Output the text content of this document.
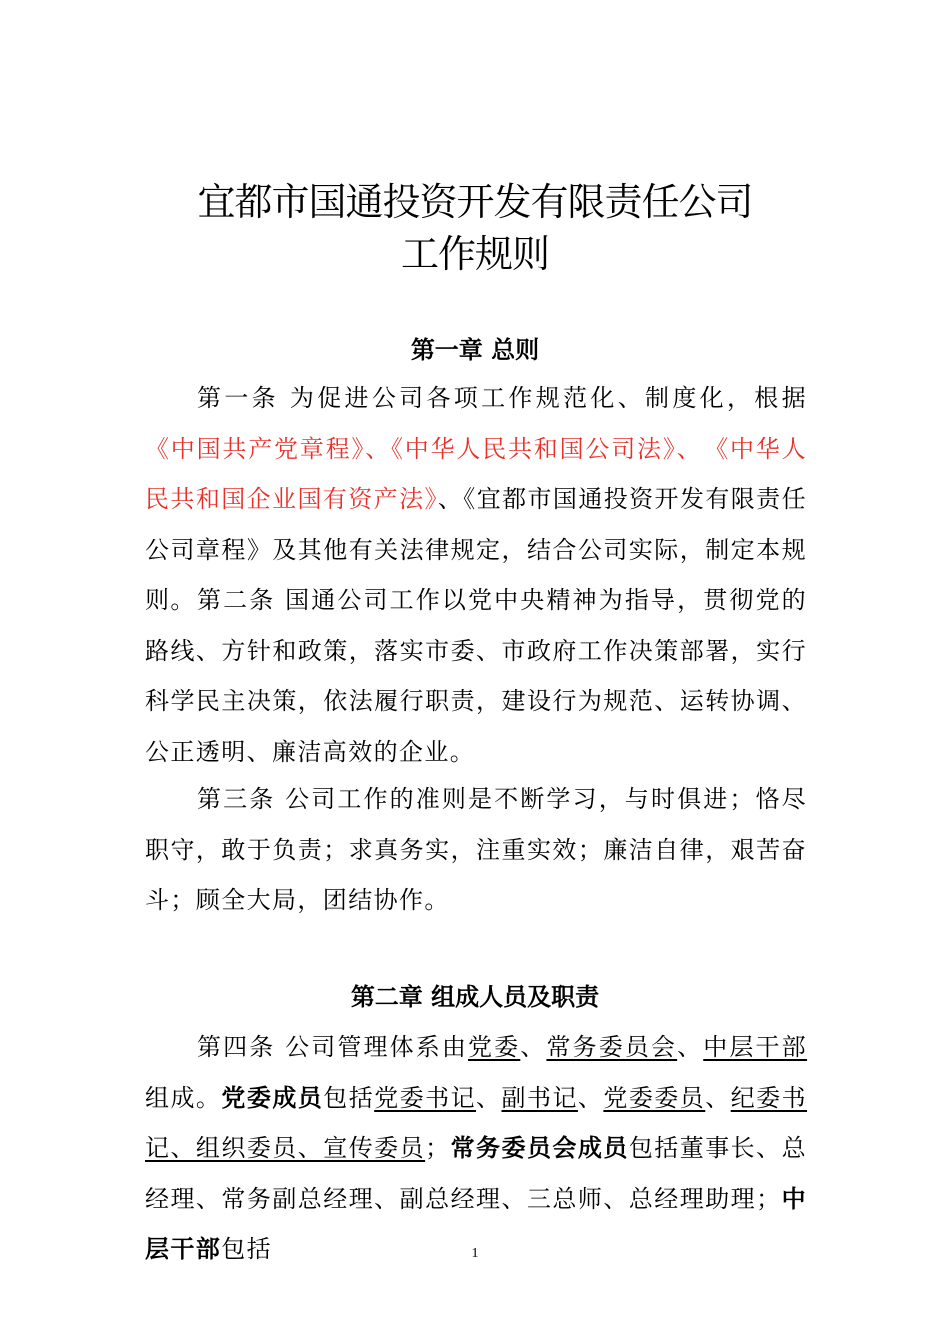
宜都市国通投资开发有限责任公司
工作规则
第一章 总则
第一条 为促进公司各项工作规范化、制度化，根据《中国共产党章程》、《中华人民共和国公司法》、　《中华人民共和国企业国有资产法》、《宜都市国通投资开发有限责任公司章程》及其他有关法律规定，结合公司实际，制定本规则。 第二条 国通公司工作以党中央精神为指导，贯彻党的路线、方针和政策，落实市委、市政府工作决策部署，实行科学民主决策，依法履行职责，建设行为规范、运转协调、公正透明、廉洁高效的企业。
第三条 公司工作的准则是不断学习，与时俱进；恪尽职守，敢于负责；求真务实，注重实效；廉洁自律，艰苦奋斗；顾全大局，团结协作。
第二章 组成人员及职责
第四条 公司管理体系由党委、常务委员会、中层干部组成。党委成员包括党委书记、副书记、党委委员、纪委书记、组织委员、宣传委员；常务委员会成员包括董事长、总经理、常务副总经理、副总经理、三总师、总经理助理；中层干部包括	1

++++++++

EXERCISE:
The material above holds pictures; copy everything else in it exactly.

REPLY TO THE EXERCISE:
Output the text content of this document.
宜都市国通投资开发有限责任公司
工作规则
第一章 总则
第一条 为促进公司各项工作规范化、制度化，根据《中国共产党章程》、《中华人民共和国公司法》、　《中华人民共和国企业国有资产法》、《宜都市国通投资开发有限责任公司章程》及其他有关法律规定，结合公司实际，制定本规则。 第二条 国通公司工作以党中央精神为指导，贯彻党的路线、方针和政策，落实市委、市政府工作决策部署，实行科学民主决策，依法履行职责，建设行为规范、运转协调、公正透明、廉洁高效的企业。
第三条 公司工作的准则是不断学习，与时俱进；恪尽职守，敢于负责；求真务实，注重实效；廉洁自律，艰苦奋斗；顾全大局，团结协作。
第二章 组成人员及职责
第四条 公司管理体系由党委、常务委员会、中层干部组成。党委成员包括党委书记、副书记、党委委员、纪委书记、组织委员、宣传委员；常务委员会成员包括董事长、总经理、常务副总经理、副总经理、三总师、总经理助理；中层干部包括	1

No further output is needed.